◆ Exercise: For this exercise, repeat all of the material verbatim apart from its images.

◆ Input material:
□ □ □ □ □

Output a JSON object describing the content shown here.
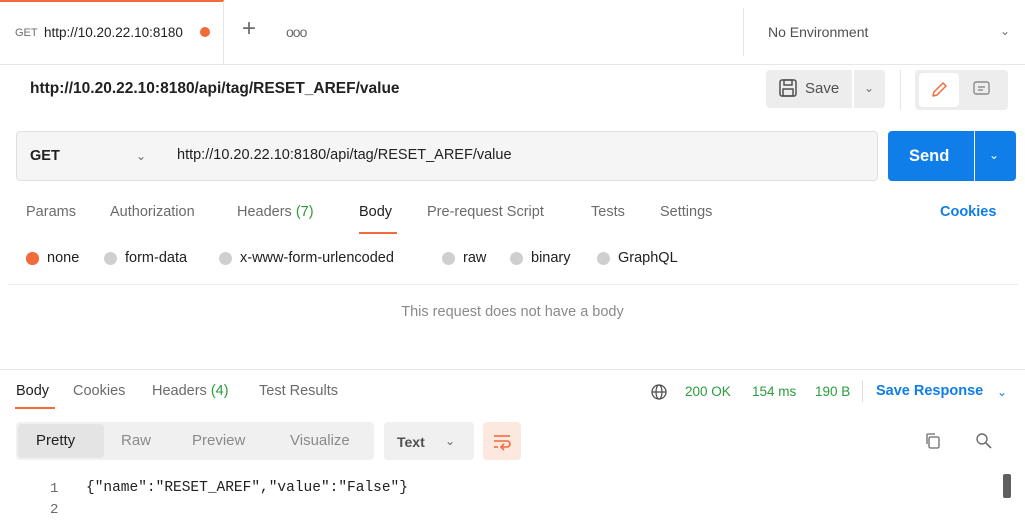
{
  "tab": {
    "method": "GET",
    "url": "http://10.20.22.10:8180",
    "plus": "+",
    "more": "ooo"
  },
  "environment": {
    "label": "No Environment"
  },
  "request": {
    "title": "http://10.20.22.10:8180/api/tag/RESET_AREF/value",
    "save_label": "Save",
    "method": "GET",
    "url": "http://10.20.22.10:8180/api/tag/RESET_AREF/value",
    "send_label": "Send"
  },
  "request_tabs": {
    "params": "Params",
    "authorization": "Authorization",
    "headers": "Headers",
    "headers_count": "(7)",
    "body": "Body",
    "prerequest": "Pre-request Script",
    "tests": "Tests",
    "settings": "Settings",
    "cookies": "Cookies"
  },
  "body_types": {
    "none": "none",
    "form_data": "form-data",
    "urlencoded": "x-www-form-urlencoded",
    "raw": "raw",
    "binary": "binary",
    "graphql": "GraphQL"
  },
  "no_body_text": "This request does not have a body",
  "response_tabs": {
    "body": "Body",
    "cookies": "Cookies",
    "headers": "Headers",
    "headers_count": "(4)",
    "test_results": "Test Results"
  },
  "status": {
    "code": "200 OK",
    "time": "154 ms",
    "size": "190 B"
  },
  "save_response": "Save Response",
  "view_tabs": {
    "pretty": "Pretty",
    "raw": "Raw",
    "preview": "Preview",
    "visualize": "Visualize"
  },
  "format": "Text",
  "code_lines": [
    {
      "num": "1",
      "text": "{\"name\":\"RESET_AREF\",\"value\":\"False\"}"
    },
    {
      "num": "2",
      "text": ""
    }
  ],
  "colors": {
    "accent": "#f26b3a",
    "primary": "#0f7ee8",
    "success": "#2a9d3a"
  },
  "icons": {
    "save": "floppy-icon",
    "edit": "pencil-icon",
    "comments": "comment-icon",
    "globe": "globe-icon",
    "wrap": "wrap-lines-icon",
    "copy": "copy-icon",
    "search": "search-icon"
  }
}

□ □ □ □ □

◆ Finished task:
Output a JSON object describing the content shown here.
{
  "tab": {
    "method": "GET",
    "url": "http://10.20.22.10:8180",
    "plus": "+",
    "more": "ooo"
  },
  "environment": {
    "label": "No Environment"
  },
  "request": {
    "title": "http://10.20.22.10:8180/api/tag/RESET_AREF/value",
    "save_label": "Save",
    "method": "GET",
    "url": "http://10.20.22.10:8180/api/tag/RESET_AREF/value",
    "send_label": "Send"
  },
  "request_tabs": {
    "params": "Params",
    "authorization": "Authorization",
    "headers": "Headers",
    "headers_count": "(7)",
    "body": "Body",
    "prerequest": "Pre-request Script",
    "tests": "Tests",
    "settings": "Settings",
    "cookies": "Cookies"
  },
  "body_types": {
    "none": "none",
    "form_data": "form-data",
    "urlencoded": "x-www-form-urlencoded",
    "raw": "raw",
    "binary": "binary",
    "graphql": "GraphQL"
  },
  "no_body_text": "This request does not have a body",
  "response_tabs": {
    "body": "Body",
    "cookies": "Cookies",
    "headers": "Headers",
    "headers_count": "(4)",
    "test_results": "Test Results"
  },
  "status": {
    "code": "200 OK",
    "time": "154 ms",
    "size": "190 B"
  },
  "save_response": "Save Response",
  "view_tabs": {
    "pretty": "Pretty",
    "raw": "Raw",
    "preview": "Preview",
    "visualize": "Visualize"
  },
  "format": "Text",
  "code_lines": [
    {
      "num": "1",
      "text": "{\"name\":\"RESET_AREF\",\"value\":\"False\"}"
    },
    {
      "num": "2",
      "text": ""
    }
  ],
  "colors": {
    "accent": "#f26b3a",
    "primary": "#0f7ee8",
    "success": "#2a9d3a"
  },
  "icons": {
    "save": "floppy-icon",
    "edit": "pencil-icon",
    "comments": "comment-icon",
    "globe": "globe-icon",
    "wrap": "wrap-lines-icon",
    "copy": "copy-icon",
    "search": "search-icon"
  }
}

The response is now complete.